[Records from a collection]
==============================
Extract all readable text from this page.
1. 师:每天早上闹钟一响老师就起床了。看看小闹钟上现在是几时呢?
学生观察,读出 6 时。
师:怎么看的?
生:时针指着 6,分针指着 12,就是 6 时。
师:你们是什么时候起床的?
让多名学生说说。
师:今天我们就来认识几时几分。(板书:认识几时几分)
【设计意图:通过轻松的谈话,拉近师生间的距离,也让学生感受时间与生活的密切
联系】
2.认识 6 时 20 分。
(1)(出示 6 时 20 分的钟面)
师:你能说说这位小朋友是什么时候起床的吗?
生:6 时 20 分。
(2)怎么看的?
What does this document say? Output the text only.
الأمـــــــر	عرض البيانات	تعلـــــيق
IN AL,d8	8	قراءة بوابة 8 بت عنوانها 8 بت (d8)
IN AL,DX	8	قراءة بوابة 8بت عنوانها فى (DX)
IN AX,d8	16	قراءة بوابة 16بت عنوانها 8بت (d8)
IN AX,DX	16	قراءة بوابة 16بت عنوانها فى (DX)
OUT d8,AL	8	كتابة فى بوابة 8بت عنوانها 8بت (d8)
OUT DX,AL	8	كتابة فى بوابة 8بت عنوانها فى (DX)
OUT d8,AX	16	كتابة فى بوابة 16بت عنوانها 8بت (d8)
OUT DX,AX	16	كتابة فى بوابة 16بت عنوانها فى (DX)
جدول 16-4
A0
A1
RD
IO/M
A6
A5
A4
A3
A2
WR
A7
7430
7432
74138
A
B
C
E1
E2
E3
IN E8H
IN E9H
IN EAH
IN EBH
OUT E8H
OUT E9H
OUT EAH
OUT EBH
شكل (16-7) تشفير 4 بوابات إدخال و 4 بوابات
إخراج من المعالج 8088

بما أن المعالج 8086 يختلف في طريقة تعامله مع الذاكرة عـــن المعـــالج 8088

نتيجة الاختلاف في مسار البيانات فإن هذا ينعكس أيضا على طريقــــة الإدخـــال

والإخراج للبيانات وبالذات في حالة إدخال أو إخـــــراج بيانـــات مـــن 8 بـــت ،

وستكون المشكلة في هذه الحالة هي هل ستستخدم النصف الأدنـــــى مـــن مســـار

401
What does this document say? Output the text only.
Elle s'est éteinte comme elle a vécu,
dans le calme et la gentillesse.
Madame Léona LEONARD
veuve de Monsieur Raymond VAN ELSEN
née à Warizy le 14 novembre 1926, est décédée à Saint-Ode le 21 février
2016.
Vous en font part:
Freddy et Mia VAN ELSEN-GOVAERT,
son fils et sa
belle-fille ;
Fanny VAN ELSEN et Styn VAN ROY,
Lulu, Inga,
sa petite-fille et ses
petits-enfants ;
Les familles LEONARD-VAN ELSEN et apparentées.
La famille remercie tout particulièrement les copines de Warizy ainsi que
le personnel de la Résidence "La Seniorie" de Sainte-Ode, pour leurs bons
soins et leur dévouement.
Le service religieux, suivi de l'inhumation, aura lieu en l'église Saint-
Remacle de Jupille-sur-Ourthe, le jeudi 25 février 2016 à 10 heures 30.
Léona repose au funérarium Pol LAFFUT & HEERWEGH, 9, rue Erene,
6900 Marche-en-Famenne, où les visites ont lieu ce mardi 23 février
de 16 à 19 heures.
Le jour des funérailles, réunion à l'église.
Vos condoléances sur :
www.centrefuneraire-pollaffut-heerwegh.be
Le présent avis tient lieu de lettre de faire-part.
==============================
* _TASK PROMPT_:
Your task is to repeat the data exactly, with nothing left out.

* _COMPLETED TASK_:
Extract all readable text from this page.
1. 师:每天早上闹钟一响老师就起床了。看看小闹钟上现在是几时呢?
学生观察,读出 6 时。
师:怎么看的?
生:时针指着 6,分针指着 12,就是 6 时。
师:你们是什么时候起床的?
让多名学生说说。
师:今天我们就来认识几时几分。(板书:认识几时几分)
【设计意图:通过轻松的谈话,拉近师生间的距离,也让学生感受时间与生活的密切
联系】
2.认识 6 时 20 分。
(1)(出示 6 时 20 分的钟面)
师:你能说说这位小朋友是什么时候起床的吗?
生:6 时 20 分。
(2)怎么看的?
What does this document say? Output the text only.
الأمـــــــر	عرض البيانات	تعلـــــيق
IN AL,d8	8	قراءة بوابة 8 بت عنوانها 8 بت (d8)
IN AL,DX	8	قراءة بوابة 8بت عنوانها فى (DX)
IN AX,d8	16	قراءة بوابة 16بت عنوانها 8بت (d8)
IN AX,DX	16	قراءة بوابة 16بت عنوانها فى (DX)
OUT d8,AL	8	كتابة فى بوابة 8بت عنوانها 8بت (d8)
OUT DX,AL	8	كتابة فى بوابة 8بت عنوانها فى (DX)
OUT d8,AX	16	كتابة فى بوابة 16بت عنوانها 8بت (d8)
OUT DX,AX	16	كتابة فى بوابة 16بت عنوانها فى (DX)
جدول 16-4
A0
A1
RD
IO/M
A6
A5
A4
A3
A2
WR
A7
7430
7432
74138
A
B
C
E1
E2
E3
IN E8H
IN E9H
IN EAH
IN EBH
OUT E8H
OUT E9H
OUT EAH
OUT EBH
شكل (16-7) تشفير 4 بوابات إدخال و 4 بوابات
إخراج من المعالج 8088

بما أن المعالج 8086 يختلف في طريقة تعامله مع الذاكرة عـــن المعـــالج 8088

نتيجة الاختلاف في مسار البيانات فإن هذا ينعكس أيضا على طريقــــة الإدخـــال

والإخراج للبيانات وبالذات في حالة إدخال أو إخـــــراج بيانـــات مـــن 8 بـــت ،

وستكون المشكلة في هذه الحالة هي هل ستستخدم النصف الأدنـــــى مـــن مســـار

401
What does this document say? Output the text only.
Elle s'est éteinte comme elle a vécu,
dans le calme et la gentillesse.
Madame Léona LEONARD
veuve de Monsieur Raymond VAN ELSEN
née à Warizy le 14 novembre 1926, est décédée à Saint-Ode le 21 février
2016.
Vous en font part:
Freddy et Mia VAN ELSEN-GOVAERT,
son fils et sa
belle-fille ;
Fanny VAN ELSEN et Styn VAN ROY,
Lulu, Inga,
sa petite-fille et ses
petits-enfants ;
Les familles LEONARD-VAN ELSEN et apparentées.
La famille remercie tout particulièrement les copines de Warizy ainsi que
le personnel de la Résidence "La Seniorie" de Sainte-Ode, pour leurs bons
soins et leur dévouement.
Le service religieux, suivi de l'inhumation, aura lieu en l'église Saint-
Remacle de Jupille-sur-Ourthe, le jeudi 25 février 2016 à 10 heures 30.
Léona repose au funérarium Pol LAFFUT & HEERWEGH, 9, rue Erene,
6900 Marche-en-Famenne, où les visites ont lieu ce mardi 23 février
de 16 à 19 heures.
Le jour des funérailles, réunion à l'église.
Vos condoléances sur :
www.centrefuneraire-pollaffut-heerwegh.be
Le présent avis tient lieu de lettre de faire-part.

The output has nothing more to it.